Data items
────

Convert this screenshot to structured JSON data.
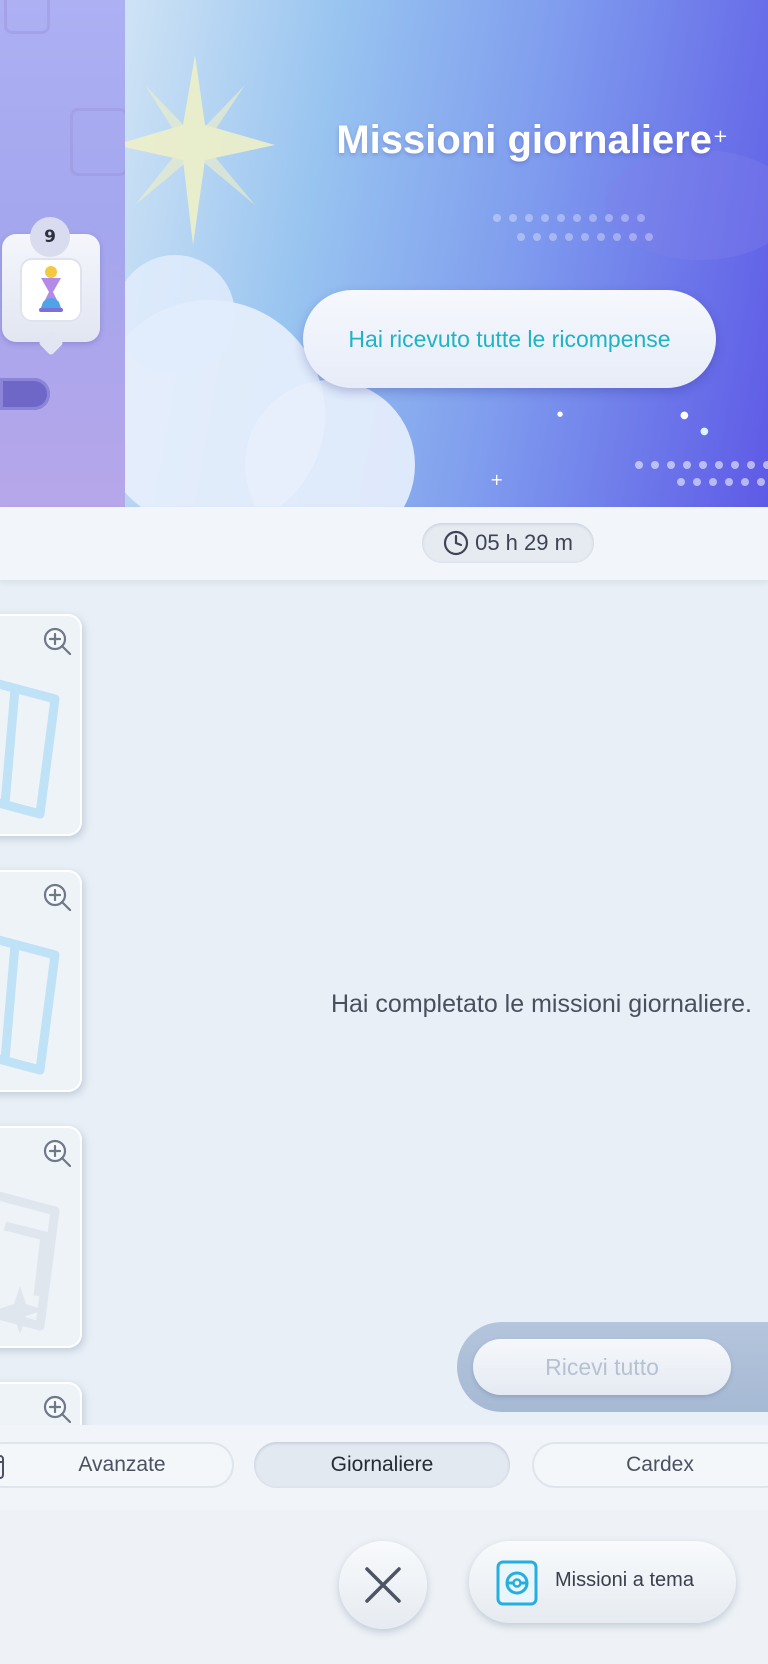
{
  "header": {
    "title": "Missioni giornaliere",
    "reward_status": "Hai ricevuto tutte le ricompense",
    "badge_level": "9"
  },
  "timer": {
    "value": "05 h 29 m",
    "icon": "clock-icon"
  },
  "main": {
    "completed_message": "Hai completato le missioni giornaliere.",
    "receive_all_label": "Ricevi tutto"
  },
  "tabs": [
    {
      "label": "Avanzate",
      "icon": "calendar-icon",
      "active": false
    },
    {
      "label": "Giornaliere",
      "active": true
    },
    {
      "label": "Cardex",
      "active": false
    }
  ],
  "bottom": {
    "close_icon": "close-icon",
    "theme_missions_label": "Missioni a tema",
    "theme_missions_icon": "card-pack-icon"
  },
  "colors": {
    "banner_start": "#cfe3f5",
    "banner_end": "#5e5ae6",
    "reward_text": "#1fb3c6",
    "disabled_text": "#b6c2d2"
  }
}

────

### [The task]
Without including any pictures, output all the entries above exactly.

### [Written answer]
Convert this screenshot to structured JSON data.
{
  "header": {
    "title": "Missioni giornaliere",
    "reward_status": "Hai ricevuto tutte le ricompense",
    "badge_level": "9"
  },
  "timer": {
    "value": "05 h 29 m",
    "icon": "clock-icon"
  },
  "main": {
    "completed_message": "Hai completato le missioni giornaliere.",
    "receive_all_label": "Ricevi tutto"
  },
  "tabs": [
    {
      "label": "Avanzate",
      "icon": "calendar-icon",
      "active": false
    },
    {
      "label": "Giornaliere",
      "active": true
    },
    {
      "label": "Cardex",
      "active": false
    }
  ],
  "bottom": {
    "close_icon": "close-icon",
    "theme_missions_label": "Missioni a tema",
    "theme_missions_icon": "card-pack-icon"
  },
  "colors": {
    "banner_start": "#cfe3f5",
    "banner_end": "#5e5ae6",
    "reward_text": "#1fb3c6",
    "disabled_text": "#b6c2d2"
  }
}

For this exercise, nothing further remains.